## Exercise instructions
Copy every line of the records below, from the one containing "mold-cavity-angled (134, 267, 233, 300)" down to the one containing "mold-front-edge (40, 398, 413, 411)", with both of those lines included.

## Provided records
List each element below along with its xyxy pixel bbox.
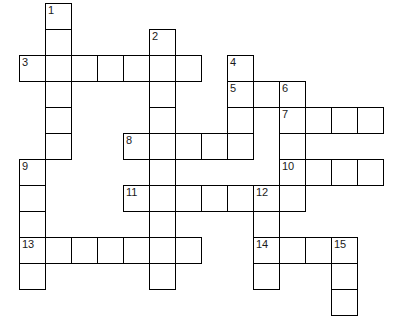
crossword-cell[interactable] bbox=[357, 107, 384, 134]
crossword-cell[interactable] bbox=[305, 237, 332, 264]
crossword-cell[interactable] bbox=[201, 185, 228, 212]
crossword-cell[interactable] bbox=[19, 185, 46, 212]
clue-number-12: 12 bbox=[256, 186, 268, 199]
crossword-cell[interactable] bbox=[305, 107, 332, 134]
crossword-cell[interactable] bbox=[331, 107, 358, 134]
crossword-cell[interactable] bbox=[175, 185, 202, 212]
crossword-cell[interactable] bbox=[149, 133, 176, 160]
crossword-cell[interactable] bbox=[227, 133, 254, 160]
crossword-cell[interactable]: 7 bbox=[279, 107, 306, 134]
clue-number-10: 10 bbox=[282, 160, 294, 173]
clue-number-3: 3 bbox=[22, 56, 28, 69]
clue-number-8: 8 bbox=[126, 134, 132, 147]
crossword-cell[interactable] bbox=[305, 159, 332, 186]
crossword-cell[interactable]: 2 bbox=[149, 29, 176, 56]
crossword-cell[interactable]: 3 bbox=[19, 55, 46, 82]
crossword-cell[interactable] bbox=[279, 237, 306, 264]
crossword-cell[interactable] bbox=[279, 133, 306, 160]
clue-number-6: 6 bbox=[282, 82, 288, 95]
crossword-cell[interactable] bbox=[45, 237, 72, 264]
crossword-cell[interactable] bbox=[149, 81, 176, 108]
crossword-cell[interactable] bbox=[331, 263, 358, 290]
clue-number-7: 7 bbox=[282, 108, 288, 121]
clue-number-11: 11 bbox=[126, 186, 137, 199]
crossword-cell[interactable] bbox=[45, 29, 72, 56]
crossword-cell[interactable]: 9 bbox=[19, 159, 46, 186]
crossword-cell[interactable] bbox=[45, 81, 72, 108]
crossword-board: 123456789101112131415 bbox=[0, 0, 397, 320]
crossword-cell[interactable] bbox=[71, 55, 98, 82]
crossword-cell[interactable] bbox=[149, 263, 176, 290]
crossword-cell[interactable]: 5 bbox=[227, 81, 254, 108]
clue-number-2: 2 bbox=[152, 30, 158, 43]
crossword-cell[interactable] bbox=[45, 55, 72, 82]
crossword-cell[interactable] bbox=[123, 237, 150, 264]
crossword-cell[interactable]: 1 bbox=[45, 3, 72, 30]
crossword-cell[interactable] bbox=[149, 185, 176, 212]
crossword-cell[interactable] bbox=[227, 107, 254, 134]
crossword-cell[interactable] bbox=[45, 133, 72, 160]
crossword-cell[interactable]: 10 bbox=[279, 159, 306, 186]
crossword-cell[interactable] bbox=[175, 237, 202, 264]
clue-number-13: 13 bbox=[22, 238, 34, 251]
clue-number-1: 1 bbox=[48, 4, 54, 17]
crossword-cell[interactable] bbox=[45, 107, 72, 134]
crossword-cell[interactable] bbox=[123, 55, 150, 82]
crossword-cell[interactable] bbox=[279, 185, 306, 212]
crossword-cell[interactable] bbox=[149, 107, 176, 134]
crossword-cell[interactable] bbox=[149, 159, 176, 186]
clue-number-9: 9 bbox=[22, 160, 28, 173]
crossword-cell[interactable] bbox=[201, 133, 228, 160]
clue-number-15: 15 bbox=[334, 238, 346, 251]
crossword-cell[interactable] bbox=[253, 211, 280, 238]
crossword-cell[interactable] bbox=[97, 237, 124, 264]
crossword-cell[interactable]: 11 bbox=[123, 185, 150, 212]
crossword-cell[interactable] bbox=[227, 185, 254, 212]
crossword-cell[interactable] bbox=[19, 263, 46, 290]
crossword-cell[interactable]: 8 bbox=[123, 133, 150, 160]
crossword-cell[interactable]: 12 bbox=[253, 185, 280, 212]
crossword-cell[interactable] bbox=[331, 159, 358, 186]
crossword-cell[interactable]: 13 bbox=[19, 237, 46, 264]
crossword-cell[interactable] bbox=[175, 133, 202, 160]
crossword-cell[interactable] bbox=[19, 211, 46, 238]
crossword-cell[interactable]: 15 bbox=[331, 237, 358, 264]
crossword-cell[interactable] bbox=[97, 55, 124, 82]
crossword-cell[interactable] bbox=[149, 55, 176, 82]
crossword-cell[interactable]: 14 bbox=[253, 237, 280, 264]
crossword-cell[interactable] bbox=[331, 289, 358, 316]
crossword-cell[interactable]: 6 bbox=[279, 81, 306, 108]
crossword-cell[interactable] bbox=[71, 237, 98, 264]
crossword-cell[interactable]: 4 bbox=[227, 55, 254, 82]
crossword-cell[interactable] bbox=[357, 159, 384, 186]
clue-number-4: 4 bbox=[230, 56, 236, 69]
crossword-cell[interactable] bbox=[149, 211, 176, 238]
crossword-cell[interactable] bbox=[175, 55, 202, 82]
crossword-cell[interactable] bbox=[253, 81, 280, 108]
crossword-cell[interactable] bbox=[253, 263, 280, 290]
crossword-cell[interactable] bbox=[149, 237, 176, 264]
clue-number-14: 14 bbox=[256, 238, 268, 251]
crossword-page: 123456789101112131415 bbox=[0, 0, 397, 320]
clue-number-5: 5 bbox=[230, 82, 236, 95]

...

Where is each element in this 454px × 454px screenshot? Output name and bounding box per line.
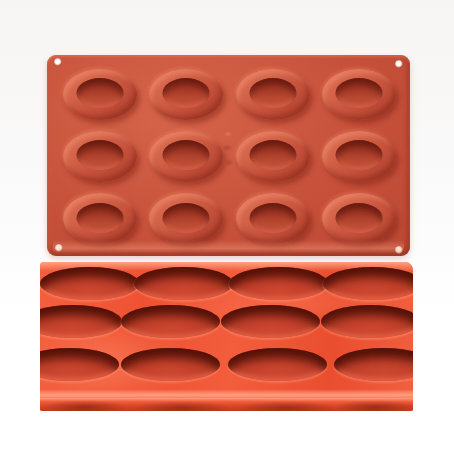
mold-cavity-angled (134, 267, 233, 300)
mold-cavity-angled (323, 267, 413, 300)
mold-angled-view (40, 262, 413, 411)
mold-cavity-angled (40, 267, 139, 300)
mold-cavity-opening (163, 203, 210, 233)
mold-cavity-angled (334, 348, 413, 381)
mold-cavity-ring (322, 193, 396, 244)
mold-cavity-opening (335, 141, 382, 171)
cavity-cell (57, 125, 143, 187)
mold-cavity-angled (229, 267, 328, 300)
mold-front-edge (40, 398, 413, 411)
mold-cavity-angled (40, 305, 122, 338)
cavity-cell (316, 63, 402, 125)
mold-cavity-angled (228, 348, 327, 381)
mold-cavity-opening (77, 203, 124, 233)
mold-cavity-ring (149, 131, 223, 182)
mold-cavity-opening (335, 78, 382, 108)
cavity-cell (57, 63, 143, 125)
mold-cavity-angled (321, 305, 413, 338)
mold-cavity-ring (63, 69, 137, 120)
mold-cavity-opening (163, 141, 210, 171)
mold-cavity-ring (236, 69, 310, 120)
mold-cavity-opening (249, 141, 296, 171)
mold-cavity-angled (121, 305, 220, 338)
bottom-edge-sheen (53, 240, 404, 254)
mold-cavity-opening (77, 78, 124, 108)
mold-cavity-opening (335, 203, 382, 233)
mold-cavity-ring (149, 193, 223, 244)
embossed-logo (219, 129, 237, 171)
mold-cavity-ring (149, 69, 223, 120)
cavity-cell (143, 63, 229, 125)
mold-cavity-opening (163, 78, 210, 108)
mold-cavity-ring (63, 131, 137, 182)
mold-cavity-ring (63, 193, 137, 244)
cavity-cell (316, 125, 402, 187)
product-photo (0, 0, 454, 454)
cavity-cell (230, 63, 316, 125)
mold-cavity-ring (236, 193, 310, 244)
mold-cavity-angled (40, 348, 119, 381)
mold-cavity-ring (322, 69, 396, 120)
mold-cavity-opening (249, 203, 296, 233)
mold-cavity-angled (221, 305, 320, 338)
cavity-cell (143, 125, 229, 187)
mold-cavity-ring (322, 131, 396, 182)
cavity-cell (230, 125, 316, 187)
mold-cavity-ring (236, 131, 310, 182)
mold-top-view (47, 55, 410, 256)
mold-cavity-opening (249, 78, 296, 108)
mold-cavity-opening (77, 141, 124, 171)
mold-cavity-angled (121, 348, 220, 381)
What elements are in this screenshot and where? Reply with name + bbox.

## Problem solution
mold-cavity-angled (134, 267, 233, 300)
mold-cavity-angled (323, 267, 413, 300)
mold-angled-view (40, 262, 413, 411)
mold-cavity-angled (40, 267, 139, 300)
mold-cavity-opening (163, 203, 210, 233)
mold-cavity-angled (334, 348, 413, 381)
mold-cavity-ring (322, 193, 396, 244)
mold-cavity-opening (335, 141, 382, 171)
cavity-cell (57, 125, 143, 187)
mold-cavity-angled (229, 267, 328, 300)
mold-front-edge (40, 398, 413, 411)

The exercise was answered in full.